* [Short problem]: Each record must be retyped in full. No character may differ.

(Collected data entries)
>> begin
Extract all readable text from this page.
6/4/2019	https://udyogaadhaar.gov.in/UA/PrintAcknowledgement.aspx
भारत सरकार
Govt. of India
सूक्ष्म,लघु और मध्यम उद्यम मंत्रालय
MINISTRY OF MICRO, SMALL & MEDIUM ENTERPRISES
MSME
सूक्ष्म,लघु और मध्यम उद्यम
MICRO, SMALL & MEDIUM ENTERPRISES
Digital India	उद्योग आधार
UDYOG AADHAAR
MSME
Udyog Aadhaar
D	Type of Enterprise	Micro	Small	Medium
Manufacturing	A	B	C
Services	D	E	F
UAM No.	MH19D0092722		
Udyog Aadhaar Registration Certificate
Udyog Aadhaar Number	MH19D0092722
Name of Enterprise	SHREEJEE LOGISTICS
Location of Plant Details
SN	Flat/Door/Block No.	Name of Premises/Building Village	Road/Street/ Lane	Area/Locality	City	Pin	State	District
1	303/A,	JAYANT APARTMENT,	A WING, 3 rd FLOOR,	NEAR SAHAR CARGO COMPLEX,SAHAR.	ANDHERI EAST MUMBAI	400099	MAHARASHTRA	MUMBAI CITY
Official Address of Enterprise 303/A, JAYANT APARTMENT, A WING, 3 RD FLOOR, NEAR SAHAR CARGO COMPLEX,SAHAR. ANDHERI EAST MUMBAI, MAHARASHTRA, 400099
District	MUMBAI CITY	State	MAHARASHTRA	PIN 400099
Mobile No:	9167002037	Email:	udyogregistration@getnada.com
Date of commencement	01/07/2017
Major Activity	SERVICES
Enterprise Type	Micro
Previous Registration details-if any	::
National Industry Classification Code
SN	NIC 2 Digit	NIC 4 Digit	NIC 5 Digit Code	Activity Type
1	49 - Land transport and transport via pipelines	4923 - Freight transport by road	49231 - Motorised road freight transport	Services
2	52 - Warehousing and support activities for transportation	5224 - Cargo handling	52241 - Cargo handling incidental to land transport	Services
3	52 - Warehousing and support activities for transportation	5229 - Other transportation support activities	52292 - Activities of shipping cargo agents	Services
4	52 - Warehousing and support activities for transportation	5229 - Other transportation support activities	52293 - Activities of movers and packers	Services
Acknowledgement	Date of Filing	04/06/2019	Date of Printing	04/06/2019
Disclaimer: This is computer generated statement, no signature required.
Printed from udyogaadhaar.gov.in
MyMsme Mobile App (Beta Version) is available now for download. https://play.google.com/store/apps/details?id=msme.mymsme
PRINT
>> end
* [Expected output]:
Extract all readable text from this page.
6/4/2019	https://udyogaadhaar.gov.in/UA/PrintAcknowledgement.aspx
भारत सरकार
Govt. of India
सूक्ष्म,लघु और मध्यम उद्यम मंत्रालय
MINISTRY OF MICRO, SMALL & MEDIUM ENTERPRISES
MSME
सूक्ष्म,लघु और मध्यम उद्यम
MICRO, SMALL & MEDIUM ENTERPRISES
Digital India	उद्योग आधार
UDYOG AADHAAR
MSME
Udyog Aadhaar
D	Type of Enterprise	Micro	Small	Medium
Manufacturing	A	B	C
Services	D	E	F
UAM No.	MH19D0092722		
Udyog Aadhaar Registration Certificate
Udyog Aadhaar Number	MH19D0092722
Name of Enterprise	SHREEJEE LOGISTICS
Location of Plant Details
SN	Flat/Door/Block No.	Name of Premises/Building Village	Road/Street/ Lane	Area/Locality	City	Pin	State	District
1	303/A,	JAYANT APARTMENT,	A WING, 3 rd FLOOR,	NEAR SAHAR CARGO COMPLEX,SAHAR.	ANDHERI EAST MUMBAI	400099	MAHARASHTRA	MUMBAI CITY
Official Address of Enterprise 303/A, JAYANT APARTMENT, A WING, 3 RD FLOOR, NEAR SAHAR CARGO COMPLEX,SAHAR. ANDHERI EAST MUMBAI, MAHARASHTRA, 400099
District	MUMBAI CITY	State	MAHARASHTRA	PIN 400099
Mobile No:	9167002037	Email:	udyogregistration@getnada.com
Date of commencement	01/07/2017
Major Activity	SERVICES
Enterprise Type	Micro
Previous Registration details-if any	::
National Industry Classification Code
SN	NIC 2 Digit	NIC 4 Digit	NIC 5 Digit Code	Activity Type
1	49 - Land transport and transport via pipelines	4923 - Freight transport by road	49231 - Motorised road freight transport	Services
2	52 - Warehousing and support activities for transportation	5224 - Cargo handling	52241 - Cargo handling incidental to land transport	Services
3	52 - Warehousing and support activities for transportation	5229 - Other transportation support activities	52292 - Activities of shipping cargo agents	Services
4	52 - Warehousing and support activities for transportation	5229 - Other transportation support activities	52293 - Activities of movers and packers	Services
Acknowledgement	Date of Filing	04/06/2019	Date of Printing	04/06/2019
Disclaimer: This is computer generated statement, no signature required.
Printed from udyogaadhaar.gov.in
MyMsme Mobile App (Beta Version) is available now for download. https://play.google.com/store/apps/details?id=msme.mymsme
PRINT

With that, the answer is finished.